TASK TO CARRY OUT ::
Leave out the pictures and repeat the data exactly.

DATASET CONTENT ::

::::

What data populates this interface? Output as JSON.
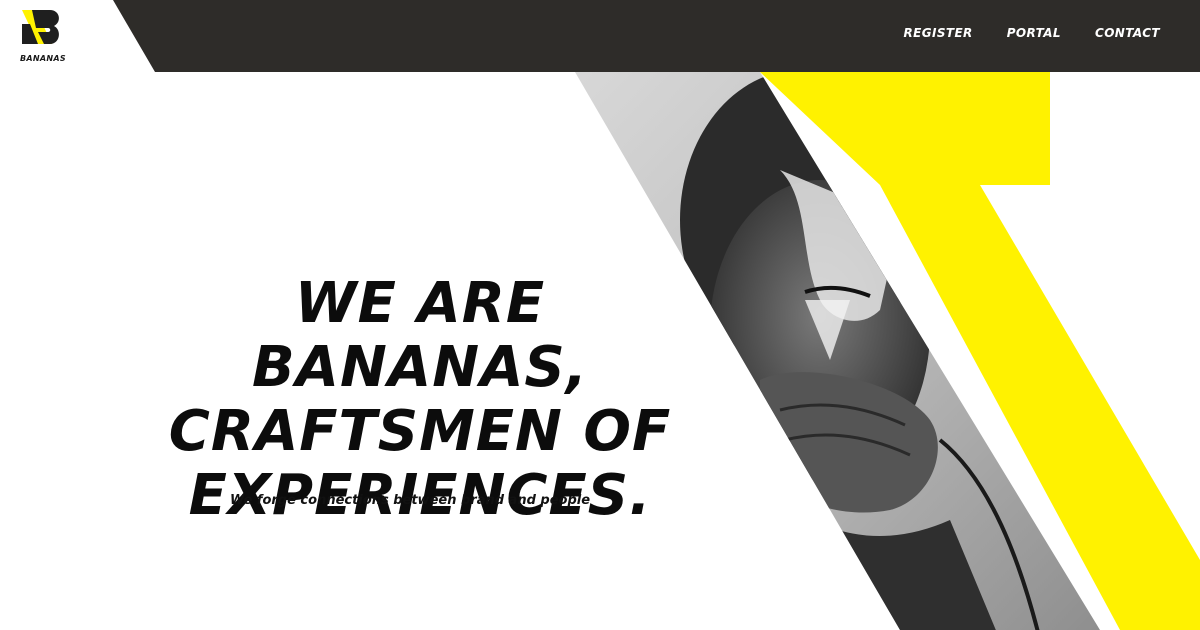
{
  "brand": {
    "logo_text": "BANANAS"
  },
  "nav": {
    "items": [
      {
        "label": "REGISTER"
      },
      {
        "label": "PORTAL"
      },
      {
        "label": "CONTACT"
      }
    ]
  },
  "hero": {
    "headline_lines": [
      "WE ARE BANANAS,",
      "CRAFTSMEN OF",
      "EXPERIENCES."
    ],
    "subline": "We forge connections between brand and people"
  },
  "colors": {
    "topbar": "#2e2c29",
    "accent_yellow": "#fff200",
    "text": "#0c0c0c",
    "background": "#ffffff"
  },
  "icons": {
    "logo": "bananas-b-logo-icon",
    "hero_image": "photo-man-with-microphone"
  }
}
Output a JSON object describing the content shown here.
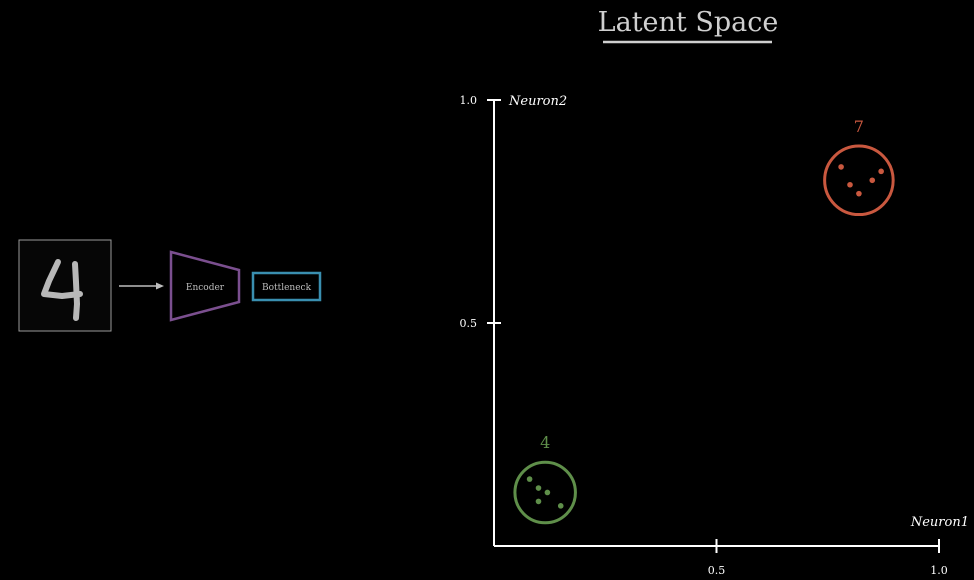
{
  "title": "Latent Space",
  "pipeline": {
    "encoder_label": "Encoder",
    "bottleneck_label": "Bottleneck",
    "input_image_icon": "digit-four-image",
    "arrow_icon": "right-arrow-icon"
  },
  "colors": {
    "background": "#000000",
    "axis": "#ffffff",
    "title": "#cfcfcf",
    "encoder": "#7b4f8f",
    "bottleneck": "#3a8fb0",
    "cluster_seven": "#c9583f",
    "cluster_four": "#5f8f4a",
    "image_border": "#9a9a9a",
    "arrow": "#bdbdbd"
  },
  "chart_data": {
    "type": "scatter",
    "xlabel": "Neuron1",
    "ylabel": "Neuron2",
    "xlim": [
      0,
      1.0
    ],
    "ylim": [
      0,
      1.0
    ],
    "x_ticks": [
      {
        "value": 0.5,
        "label": "0.5"
      },
      {
        "value": 1.0,
        "label": "1.0"
      }
    ],
    "y_ticks": [
      {
        "value": 0.5,
        "label": "0.5"
      },
      {
        "value": 1.0,
        "label": "1.0"
      }
    ],
    "grid": false,
    "clusters": [
      {
        "label": "7",
        "color": "#c9583f",
        "center": [
          0.82,
          0.82
        ],
        "radius": 0.077,
        "points": [
          [
            0.78,
            0.85
          ],
          [
            0.8,
            0.81
          ],
          [
            0.82,
            0.79
          ],
          [
            0.85,
            0.82
          ],
          [
            0.87,
            0.84
          ]
        ]
      },
      {
        "label": "4",
        "color": "#5f8f4a",
        "center": [
          0.115,
          0.12
        ],
        "radius": 0.068,
        "points": [
          [
            0.08,
            0.15
          ],
          [
            0.1,
            0.13
          ],
          [
            0.12,
            0.12
          ],
          [
            0.1,
            0.1
          ],
          [
            0.15,
            0.09
          ]
        ]
      }
    ]
  }
}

::::

SOLUTION ::
What data populates this interface? Output as JSON.
{
  "brand": {
    "logo_text": "BANANAS"
  },
  "nav": {
    "items": [
      {
        "label": "REGISTER"
      },
      {
        "label": "PORTAL"
      },
      {
        "label": "CONTACT"
      }
    ]
  },
  "hero": {
    "headline_lines": [
      "WE ARE BANANAS,",
      "CRAFTSMEN OF",
      "EXPERIENCES."
    ],
    "subline": "We forge connections between brand and people"
  },
  "colors": {
    "topbar": "#2e2c29",
    "accent_yellow": "#fff200",
    "text": "#0c0c0c",
    "background": "#ffffff"
  },
  "icons": {
    "logo": "bananas-b-logo-icon",
    "hero_image": "photo-man-with-microphone"
  }
}
Output a JSON object describing the content shown here.
{
  "title": "Latent Space",
  "pipeline": {
    "encoder_label": "Encoder",
    "bottleneck_label": "Bottleneck",
    "input_image_icon": "digit-four-image",
    "arrow_icon": "right-arrow-icon"
  },
  "colors": {
    "background": "#000000",
    "axis": "#ffffff",
    "title": "#cfcfcf",
    "encoder": "#7b4f8f",
    "bottleneck": "#3a8fb0",
    "cluster_seven": "#c9583f",
    "cluster_four": "#5f8f4a",
    "image_border": "#9a9a9a",
    "arrow": "#bdbdbd"
  },
  "chart_data": {
    "type": "scatter",
    "xlabel": "Neuron1",
    "ylabel": "Neuron2",
    "xlim": [
      0,
      1.0
    ],
    "ylim": [
      0,
      1.0
    ],
    "x_ticks": [
      {
        "value": 0.5,
        "label": "0.5"
      },
      {
        "value": 1.0,
        "label": "1.0"
      }
    ],
    "y_ticks": [
      {
        "value": 0.5,
        "label": "0.5"
      },
      {
        "value": 1.0,
        "label": "1.0"
      }
    ],
    "grid": false,
    "clusters": [
      {
        "label": "7",
        "color": "#c9583f",
        "center": [
          0.82,
          0.82
        ],
        "radius": 0.077,
        "points": [
          [
            0.78,
            0.85
          ],
          [
            0.8,
            0.81
          ],
          [
            0.82,
            0.79
          ],
          [
            0.85,
            0.82
          ],
          [
            0.87,
            0.84
          ]
        ]
      },
      {
        "label": "4",
        "color": "#5f8f4a",
        "center": [
          0.115,
          0.12
        ],
        "radius": 0.068,
        "points": [
          [
            0.08,
            0.15
          ],
          [
            0.1,
            0.13
          ],
          [
            0.12,
            0.12
          ],
          [
            0.1,
            0.1
          ],
          [
            0.15,
            0.09
          ]
        ]
      }
    ]
  }
}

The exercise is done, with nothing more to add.